WHAT YOU HAVE TO DO:
Copy every line with the string "drogas" in it.

RECORDS FOR PROCESSING:
◆ ◆ ◆ ◆ ◆
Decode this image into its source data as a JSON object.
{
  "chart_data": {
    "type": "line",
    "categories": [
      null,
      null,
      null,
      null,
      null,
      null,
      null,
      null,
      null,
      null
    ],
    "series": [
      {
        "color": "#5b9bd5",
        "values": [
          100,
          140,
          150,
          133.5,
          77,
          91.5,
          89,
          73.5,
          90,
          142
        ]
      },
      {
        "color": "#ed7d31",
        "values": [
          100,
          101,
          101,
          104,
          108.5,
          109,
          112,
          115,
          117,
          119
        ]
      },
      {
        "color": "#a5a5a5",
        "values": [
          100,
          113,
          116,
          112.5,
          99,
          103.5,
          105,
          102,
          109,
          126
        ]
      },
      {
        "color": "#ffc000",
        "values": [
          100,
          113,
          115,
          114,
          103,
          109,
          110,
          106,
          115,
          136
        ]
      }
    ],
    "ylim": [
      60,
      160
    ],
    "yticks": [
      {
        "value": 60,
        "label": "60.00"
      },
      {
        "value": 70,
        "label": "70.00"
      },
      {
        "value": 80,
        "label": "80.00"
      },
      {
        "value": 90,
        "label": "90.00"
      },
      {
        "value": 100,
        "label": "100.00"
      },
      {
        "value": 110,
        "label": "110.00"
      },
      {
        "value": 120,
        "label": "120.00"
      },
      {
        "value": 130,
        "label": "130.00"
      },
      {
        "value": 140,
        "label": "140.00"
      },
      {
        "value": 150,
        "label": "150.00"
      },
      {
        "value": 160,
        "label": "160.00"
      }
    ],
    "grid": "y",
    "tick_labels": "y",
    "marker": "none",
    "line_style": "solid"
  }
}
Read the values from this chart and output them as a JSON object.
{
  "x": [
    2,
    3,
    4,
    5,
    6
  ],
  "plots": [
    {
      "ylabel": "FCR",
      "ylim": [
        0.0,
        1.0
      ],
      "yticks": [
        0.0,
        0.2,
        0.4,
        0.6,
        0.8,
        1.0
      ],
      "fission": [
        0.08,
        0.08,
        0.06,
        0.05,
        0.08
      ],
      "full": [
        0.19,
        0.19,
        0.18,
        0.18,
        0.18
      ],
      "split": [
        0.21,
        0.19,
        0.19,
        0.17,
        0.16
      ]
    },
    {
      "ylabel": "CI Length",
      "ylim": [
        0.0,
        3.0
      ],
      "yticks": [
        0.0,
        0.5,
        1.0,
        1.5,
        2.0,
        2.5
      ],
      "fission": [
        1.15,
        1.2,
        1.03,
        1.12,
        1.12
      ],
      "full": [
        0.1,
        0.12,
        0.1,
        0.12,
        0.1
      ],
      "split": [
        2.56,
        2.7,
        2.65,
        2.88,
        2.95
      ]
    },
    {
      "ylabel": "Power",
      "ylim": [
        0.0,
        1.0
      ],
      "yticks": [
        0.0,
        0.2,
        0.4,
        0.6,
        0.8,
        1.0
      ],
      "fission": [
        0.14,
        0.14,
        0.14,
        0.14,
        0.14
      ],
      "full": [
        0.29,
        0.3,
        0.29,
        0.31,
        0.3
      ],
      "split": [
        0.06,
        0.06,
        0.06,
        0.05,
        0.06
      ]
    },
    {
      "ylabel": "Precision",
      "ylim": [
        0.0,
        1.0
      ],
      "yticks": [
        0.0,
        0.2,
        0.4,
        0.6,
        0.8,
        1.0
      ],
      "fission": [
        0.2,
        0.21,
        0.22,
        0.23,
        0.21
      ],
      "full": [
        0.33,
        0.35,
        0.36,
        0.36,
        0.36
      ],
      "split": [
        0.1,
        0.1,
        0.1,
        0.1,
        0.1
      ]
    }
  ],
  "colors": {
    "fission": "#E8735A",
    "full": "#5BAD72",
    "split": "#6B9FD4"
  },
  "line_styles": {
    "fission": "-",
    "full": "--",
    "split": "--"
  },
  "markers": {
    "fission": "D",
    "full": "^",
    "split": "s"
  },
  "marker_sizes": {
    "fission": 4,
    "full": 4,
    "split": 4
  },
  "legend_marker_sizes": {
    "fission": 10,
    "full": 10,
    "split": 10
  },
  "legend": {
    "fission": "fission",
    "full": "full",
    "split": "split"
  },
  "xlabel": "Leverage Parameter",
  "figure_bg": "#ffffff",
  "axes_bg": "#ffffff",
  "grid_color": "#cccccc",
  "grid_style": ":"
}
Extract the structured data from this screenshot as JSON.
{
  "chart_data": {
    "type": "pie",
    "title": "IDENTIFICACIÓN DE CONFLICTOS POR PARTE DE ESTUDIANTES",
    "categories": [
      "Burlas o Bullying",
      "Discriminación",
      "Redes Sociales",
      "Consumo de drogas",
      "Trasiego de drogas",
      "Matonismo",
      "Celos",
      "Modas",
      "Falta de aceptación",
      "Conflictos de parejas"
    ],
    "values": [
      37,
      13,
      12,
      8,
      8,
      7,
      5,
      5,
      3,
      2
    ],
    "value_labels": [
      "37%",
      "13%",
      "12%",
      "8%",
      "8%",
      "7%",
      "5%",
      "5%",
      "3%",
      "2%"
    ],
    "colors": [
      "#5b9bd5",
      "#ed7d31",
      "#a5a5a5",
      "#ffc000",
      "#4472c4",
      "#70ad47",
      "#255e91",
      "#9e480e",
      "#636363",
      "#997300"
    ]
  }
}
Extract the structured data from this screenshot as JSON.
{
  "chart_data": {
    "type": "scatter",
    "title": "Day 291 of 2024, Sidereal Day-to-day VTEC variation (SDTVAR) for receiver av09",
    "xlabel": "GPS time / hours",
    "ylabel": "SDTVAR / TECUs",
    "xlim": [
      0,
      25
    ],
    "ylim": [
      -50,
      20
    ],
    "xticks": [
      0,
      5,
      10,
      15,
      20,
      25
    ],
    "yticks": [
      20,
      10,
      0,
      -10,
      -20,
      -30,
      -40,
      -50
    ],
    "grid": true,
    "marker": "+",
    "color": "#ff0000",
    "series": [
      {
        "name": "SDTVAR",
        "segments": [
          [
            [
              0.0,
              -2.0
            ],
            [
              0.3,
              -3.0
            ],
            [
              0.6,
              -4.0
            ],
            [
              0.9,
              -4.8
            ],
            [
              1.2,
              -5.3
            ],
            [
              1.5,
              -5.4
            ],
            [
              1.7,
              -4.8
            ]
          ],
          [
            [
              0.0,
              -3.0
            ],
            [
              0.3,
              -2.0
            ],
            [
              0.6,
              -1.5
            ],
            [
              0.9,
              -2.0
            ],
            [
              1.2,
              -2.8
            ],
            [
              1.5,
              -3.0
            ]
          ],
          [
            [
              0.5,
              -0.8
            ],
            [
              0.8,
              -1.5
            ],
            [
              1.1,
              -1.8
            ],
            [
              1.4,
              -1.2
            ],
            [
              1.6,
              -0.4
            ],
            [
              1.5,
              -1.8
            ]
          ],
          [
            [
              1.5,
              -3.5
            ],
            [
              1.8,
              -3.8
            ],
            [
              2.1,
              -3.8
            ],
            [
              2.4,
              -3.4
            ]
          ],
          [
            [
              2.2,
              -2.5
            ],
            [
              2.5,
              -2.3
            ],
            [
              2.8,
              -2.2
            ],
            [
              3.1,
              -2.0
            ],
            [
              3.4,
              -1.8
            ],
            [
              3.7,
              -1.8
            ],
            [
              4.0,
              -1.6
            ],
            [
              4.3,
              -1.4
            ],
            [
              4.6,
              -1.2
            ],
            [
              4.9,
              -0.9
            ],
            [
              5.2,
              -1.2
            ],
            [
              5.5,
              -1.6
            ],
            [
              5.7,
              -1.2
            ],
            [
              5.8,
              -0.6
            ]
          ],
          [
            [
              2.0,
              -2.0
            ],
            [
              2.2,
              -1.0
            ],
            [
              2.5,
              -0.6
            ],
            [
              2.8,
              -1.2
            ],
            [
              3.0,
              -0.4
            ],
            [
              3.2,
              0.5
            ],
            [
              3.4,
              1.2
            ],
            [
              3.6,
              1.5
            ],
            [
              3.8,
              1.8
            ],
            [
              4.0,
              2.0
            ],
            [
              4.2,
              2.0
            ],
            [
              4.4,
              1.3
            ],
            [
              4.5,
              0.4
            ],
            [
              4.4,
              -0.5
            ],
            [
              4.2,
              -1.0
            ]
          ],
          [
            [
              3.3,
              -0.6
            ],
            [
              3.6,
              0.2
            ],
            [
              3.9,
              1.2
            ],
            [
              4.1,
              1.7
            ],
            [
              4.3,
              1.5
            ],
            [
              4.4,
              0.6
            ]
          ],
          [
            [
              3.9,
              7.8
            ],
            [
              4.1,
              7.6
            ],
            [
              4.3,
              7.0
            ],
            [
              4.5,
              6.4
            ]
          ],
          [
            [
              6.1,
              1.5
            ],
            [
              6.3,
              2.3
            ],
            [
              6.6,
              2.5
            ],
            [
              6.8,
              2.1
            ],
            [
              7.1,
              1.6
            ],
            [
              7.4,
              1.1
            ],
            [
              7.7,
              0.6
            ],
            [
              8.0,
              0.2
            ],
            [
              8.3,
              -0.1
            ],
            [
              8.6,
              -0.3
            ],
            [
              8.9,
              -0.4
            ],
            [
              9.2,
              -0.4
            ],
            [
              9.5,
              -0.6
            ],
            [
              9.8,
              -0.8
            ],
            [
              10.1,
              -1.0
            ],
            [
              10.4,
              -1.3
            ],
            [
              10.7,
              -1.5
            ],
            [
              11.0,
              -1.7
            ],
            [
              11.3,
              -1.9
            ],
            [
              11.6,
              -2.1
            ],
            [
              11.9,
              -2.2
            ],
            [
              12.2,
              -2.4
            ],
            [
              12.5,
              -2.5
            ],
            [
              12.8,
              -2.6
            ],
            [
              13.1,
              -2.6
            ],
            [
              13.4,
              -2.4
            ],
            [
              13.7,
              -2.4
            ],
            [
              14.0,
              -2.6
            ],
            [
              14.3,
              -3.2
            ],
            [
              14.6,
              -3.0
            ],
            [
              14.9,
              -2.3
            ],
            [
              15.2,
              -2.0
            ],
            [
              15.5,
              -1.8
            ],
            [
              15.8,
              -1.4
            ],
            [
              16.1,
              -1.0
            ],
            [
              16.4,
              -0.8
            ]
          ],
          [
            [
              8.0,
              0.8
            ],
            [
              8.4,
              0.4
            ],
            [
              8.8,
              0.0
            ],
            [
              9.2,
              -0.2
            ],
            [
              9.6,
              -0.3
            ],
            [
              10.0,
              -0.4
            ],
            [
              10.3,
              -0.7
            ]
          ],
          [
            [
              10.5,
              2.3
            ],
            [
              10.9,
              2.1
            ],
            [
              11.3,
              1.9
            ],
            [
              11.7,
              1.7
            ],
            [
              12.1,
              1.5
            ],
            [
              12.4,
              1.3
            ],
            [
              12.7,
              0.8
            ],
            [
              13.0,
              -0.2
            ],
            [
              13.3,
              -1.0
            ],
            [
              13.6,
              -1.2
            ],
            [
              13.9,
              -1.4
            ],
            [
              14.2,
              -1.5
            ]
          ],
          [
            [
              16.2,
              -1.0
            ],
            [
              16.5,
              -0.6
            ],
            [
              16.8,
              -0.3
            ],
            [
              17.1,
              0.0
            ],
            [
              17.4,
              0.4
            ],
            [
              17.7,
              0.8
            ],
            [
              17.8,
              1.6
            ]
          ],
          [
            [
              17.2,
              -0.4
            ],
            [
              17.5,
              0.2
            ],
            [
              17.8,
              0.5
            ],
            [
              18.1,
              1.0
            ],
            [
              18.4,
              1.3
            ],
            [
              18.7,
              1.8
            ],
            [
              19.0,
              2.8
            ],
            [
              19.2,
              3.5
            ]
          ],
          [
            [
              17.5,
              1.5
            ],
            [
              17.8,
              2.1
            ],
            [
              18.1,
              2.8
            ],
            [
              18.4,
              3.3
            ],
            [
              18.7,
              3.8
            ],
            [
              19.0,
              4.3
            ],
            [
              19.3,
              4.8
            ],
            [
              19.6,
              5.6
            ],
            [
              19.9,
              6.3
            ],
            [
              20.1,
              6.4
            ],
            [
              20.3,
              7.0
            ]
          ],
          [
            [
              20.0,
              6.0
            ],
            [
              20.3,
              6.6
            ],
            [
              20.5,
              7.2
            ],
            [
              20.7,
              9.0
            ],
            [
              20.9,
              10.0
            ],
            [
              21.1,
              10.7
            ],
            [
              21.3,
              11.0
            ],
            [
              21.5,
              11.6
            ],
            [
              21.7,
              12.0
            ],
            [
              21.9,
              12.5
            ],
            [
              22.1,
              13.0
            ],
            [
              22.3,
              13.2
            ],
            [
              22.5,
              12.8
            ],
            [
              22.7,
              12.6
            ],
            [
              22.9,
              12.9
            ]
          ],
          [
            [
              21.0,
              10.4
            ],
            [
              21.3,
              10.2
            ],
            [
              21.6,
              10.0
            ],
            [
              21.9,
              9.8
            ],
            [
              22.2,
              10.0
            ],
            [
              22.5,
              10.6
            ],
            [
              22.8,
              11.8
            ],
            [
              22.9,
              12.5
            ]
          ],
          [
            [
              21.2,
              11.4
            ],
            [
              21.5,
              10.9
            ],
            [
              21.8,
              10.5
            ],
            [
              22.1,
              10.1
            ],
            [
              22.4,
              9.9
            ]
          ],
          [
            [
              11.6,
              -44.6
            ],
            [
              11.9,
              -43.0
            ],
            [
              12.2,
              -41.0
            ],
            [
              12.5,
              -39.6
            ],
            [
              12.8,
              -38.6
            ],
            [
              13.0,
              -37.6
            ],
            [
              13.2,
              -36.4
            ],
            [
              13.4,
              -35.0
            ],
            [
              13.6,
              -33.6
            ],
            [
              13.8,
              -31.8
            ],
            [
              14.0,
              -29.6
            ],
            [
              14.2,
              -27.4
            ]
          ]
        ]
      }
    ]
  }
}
◆ ◆ ◆ ◆ ◆
WORKED ANSWER:
      "Consumo de drogas",
      "Trasiego de drogas",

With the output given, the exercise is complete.